- [TASK DETAILS]:
Below are the records. Gather each line that holds "jedoch".

- [EXERCISE INPUT]:
#####

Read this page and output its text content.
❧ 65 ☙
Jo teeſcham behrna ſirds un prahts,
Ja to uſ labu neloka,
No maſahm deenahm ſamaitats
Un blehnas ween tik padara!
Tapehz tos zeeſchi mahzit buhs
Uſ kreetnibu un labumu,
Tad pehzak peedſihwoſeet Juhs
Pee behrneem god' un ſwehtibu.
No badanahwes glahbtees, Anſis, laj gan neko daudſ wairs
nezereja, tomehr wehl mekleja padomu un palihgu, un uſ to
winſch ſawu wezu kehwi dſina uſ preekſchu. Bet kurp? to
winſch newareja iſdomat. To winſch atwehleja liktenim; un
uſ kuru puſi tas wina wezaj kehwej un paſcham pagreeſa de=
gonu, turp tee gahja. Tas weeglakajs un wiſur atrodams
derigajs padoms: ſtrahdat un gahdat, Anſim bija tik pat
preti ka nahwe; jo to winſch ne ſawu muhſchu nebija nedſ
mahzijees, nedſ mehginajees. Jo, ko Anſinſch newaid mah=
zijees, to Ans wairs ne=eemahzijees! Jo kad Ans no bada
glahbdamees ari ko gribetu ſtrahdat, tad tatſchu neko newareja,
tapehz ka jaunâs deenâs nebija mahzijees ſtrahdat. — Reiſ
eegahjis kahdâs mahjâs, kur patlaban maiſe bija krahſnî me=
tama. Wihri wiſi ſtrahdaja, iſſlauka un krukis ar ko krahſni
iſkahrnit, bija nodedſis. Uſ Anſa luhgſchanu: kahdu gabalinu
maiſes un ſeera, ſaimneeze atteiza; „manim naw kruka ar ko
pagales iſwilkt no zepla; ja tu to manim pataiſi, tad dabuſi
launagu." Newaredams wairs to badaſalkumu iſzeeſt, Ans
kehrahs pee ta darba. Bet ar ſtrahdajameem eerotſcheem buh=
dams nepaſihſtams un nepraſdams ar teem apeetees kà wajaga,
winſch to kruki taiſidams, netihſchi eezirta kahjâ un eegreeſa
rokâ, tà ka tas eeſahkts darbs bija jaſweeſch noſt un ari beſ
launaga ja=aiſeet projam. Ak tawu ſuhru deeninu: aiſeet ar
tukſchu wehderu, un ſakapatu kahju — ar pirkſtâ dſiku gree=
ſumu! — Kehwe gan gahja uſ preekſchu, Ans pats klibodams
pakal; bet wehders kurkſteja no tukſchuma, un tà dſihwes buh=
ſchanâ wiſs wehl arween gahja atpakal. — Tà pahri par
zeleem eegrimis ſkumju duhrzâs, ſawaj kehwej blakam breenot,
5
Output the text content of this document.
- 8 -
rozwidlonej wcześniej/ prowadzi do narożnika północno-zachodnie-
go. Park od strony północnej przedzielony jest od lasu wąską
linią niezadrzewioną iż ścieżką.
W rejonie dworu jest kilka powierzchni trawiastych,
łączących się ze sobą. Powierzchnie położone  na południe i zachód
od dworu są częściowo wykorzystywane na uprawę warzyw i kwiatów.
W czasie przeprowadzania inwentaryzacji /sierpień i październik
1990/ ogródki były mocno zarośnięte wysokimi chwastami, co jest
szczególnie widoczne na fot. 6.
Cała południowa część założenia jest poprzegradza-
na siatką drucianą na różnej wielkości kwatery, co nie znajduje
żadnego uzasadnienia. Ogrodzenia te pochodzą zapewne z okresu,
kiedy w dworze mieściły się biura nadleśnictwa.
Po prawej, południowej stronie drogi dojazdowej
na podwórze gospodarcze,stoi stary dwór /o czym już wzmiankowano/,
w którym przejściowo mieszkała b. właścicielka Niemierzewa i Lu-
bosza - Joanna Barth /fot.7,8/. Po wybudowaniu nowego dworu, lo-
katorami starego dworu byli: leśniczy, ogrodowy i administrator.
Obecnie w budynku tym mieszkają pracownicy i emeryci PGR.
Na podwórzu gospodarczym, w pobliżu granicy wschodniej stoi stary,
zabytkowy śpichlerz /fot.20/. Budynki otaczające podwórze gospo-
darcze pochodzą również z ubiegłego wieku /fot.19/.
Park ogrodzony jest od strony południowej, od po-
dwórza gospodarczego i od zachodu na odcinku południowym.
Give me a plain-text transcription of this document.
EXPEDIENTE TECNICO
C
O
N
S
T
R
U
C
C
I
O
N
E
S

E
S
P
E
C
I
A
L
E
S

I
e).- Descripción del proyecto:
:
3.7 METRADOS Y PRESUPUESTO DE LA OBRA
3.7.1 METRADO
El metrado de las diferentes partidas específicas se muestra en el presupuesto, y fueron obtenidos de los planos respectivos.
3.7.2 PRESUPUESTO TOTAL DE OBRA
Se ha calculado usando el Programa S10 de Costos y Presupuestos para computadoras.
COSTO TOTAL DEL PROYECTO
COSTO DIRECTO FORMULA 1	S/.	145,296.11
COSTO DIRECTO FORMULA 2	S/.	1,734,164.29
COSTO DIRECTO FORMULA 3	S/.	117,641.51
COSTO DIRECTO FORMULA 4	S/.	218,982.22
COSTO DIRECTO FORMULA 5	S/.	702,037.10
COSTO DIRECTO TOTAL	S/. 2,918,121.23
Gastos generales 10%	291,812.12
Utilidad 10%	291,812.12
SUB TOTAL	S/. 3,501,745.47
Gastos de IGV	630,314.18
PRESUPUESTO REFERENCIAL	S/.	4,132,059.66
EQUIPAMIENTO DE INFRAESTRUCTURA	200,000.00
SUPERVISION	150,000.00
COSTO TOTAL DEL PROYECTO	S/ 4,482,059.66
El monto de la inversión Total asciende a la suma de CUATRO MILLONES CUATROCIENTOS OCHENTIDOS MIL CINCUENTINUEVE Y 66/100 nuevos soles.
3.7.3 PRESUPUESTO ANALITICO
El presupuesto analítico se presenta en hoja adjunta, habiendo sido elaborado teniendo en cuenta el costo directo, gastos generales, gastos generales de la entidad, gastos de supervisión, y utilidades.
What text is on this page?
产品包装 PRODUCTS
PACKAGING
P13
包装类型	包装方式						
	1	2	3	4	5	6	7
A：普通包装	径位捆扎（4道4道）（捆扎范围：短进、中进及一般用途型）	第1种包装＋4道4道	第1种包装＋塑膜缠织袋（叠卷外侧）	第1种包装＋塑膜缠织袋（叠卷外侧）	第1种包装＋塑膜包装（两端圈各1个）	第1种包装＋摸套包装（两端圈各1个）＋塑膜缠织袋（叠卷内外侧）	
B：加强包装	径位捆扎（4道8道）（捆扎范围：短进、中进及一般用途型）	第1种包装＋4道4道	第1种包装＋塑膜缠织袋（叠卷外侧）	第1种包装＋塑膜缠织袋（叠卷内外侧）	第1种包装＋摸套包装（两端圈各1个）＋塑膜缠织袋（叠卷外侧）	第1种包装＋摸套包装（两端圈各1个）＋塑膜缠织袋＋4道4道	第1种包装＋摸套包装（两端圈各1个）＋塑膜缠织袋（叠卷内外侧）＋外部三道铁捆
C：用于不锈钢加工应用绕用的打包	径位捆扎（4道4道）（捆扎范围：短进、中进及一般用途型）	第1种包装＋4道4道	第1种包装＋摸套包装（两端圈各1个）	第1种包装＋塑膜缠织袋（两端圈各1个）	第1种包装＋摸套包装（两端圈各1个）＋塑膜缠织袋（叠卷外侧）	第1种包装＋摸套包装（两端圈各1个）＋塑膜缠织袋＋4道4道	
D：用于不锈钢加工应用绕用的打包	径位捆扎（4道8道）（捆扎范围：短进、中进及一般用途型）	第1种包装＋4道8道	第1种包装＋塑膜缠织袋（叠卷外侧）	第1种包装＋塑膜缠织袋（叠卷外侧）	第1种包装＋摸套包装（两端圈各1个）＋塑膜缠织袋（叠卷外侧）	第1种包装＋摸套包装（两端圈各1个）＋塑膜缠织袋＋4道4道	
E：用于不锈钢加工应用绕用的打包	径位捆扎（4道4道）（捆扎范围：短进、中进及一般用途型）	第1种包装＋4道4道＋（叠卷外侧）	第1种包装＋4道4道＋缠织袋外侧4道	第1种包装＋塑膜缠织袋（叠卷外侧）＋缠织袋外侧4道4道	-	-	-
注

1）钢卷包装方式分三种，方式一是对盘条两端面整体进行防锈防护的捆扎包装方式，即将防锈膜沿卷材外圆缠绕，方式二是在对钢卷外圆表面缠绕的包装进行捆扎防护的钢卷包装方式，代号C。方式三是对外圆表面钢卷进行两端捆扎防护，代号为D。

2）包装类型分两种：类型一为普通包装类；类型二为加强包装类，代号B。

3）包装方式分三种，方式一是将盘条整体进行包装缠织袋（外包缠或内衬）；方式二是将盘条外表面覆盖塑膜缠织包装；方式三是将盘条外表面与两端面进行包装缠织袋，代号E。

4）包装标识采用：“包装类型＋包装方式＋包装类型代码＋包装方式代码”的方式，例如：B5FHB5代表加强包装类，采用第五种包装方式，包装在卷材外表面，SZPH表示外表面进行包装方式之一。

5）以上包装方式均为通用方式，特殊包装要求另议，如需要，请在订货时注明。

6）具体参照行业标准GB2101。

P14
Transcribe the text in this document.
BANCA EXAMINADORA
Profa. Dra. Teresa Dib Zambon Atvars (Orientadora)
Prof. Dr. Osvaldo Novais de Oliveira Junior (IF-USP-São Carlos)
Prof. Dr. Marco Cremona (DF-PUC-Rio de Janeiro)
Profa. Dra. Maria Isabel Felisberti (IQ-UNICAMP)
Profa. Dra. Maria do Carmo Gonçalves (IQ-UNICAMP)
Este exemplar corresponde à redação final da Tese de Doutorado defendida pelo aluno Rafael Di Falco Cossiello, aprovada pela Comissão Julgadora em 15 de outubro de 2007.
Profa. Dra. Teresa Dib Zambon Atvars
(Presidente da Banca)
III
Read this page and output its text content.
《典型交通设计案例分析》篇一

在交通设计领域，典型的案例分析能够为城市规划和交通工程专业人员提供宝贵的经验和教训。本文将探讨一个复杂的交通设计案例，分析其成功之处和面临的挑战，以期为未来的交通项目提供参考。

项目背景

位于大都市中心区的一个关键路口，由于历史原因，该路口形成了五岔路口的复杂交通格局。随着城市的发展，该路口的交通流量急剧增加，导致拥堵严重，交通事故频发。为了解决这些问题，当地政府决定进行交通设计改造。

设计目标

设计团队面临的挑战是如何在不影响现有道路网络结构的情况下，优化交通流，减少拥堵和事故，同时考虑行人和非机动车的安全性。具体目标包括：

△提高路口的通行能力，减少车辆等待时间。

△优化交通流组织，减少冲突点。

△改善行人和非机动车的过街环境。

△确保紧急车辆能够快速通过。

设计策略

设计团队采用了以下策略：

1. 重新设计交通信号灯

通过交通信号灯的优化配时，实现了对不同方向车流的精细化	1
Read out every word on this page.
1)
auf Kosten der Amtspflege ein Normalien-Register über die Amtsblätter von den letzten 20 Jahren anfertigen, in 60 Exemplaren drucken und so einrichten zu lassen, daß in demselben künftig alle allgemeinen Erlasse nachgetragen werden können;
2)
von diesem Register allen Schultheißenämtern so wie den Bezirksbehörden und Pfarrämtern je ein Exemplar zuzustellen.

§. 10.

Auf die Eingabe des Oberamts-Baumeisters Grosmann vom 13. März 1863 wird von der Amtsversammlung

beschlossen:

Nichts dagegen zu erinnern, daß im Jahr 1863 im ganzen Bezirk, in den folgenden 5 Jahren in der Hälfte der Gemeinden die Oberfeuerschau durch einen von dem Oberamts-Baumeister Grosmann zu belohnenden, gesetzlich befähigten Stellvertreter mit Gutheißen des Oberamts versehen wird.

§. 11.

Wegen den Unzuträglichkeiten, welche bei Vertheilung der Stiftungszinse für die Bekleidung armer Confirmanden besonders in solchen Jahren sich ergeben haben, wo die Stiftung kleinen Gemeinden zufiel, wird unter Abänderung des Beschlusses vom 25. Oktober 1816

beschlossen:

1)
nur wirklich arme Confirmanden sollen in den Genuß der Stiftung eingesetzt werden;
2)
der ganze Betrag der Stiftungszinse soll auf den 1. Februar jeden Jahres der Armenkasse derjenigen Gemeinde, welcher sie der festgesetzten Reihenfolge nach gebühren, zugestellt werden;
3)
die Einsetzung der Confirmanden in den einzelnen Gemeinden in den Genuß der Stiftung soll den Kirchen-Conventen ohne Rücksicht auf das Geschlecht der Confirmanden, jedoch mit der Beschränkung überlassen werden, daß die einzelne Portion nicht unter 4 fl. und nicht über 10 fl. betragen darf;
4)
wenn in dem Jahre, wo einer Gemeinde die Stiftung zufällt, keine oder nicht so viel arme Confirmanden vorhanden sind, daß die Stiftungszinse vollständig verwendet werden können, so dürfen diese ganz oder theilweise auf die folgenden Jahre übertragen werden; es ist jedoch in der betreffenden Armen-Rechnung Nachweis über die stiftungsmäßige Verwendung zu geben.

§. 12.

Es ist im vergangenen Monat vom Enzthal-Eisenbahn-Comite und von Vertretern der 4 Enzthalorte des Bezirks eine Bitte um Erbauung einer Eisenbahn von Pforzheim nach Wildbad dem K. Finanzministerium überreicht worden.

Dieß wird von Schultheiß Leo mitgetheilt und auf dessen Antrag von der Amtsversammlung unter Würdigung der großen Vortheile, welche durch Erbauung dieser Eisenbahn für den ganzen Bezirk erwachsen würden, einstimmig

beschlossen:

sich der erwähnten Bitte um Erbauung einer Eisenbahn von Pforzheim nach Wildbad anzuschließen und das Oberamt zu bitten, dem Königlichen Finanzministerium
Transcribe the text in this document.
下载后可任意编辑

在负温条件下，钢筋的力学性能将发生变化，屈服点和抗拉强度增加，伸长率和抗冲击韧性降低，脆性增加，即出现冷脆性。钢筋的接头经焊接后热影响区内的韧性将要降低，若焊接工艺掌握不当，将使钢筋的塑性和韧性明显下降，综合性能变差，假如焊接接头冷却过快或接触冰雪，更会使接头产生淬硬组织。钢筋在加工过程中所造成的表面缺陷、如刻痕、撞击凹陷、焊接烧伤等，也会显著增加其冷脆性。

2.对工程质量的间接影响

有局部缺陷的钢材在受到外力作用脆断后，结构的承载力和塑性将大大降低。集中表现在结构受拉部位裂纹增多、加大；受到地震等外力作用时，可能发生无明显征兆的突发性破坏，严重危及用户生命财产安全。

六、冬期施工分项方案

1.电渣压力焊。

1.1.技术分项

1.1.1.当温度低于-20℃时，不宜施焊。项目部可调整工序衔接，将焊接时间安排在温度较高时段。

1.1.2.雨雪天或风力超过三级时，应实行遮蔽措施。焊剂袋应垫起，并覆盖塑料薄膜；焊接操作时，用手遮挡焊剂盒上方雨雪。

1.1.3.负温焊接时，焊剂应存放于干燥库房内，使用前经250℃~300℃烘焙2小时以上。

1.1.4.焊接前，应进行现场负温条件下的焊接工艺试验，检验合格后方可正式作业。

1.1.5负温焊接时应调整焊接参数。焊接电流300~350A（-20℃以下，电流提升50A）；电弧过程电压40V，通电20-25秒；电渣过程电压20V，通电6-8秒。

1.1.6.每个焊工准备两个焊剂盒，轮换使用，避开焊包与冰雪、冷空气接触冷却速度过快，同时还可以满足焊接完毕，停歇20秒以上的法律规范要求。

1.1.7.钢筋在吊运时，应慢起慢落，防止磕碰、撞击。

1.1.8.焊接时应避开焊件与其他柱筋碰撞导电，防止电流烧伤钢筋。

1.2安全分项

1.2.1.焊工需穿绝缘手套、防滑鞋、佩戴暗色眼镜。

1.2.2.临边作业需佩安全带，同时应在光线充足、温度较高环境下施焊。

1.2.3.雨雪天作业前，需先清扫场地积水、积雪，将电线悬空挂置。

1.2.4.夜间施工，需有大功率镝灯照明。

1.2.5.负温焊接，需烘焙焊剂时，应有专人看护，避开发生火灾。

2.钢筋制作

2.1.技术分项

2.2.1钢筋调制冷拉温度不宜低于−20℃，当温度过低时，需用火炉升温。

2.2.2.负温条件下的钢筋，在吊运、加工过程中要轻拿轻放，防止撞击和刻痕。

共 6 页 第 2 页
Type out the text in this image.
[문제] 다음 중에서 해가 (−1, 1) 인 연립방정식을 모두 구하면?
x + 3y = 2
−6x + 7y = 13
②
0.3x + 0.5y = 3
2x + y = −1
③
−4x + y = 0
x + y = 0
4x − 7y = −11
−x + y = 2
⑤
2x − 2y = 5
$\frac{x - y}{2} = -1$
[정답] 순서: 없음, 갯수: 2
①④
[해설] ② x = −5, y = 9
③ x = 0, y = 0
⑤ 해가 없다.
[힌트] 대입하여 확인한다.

#####

- [WRITTEN RESPONSE]:
die Einsetzung der Confirmanden in den einzelnen Gemeinden in den Genuß der Stiftung soll den Kirchen-Conventen ohne Rücksicht auf das Geschlecht der Confirmanden, jedoch mit der Beschränkung überlassen werden, daß die einzelne Portion nicht unter 4 fl. und nicht über 10 fl. betragen darf;
wenn in dem Jahre, wo einer Gemeinde die Stiftung zufällt, keine oder nicht so viel arme Confirmanden vorhanden sind, daß die Stiftungszinse vollständig verwendet werden können, so dürfen diese ganz oder theilweise auf die folgenden Jahre übertragen werden; es ist jedoch in der betreffenden Armen-Rechnung Nachweis über die stiftungsmäßige Verwendung zu geben.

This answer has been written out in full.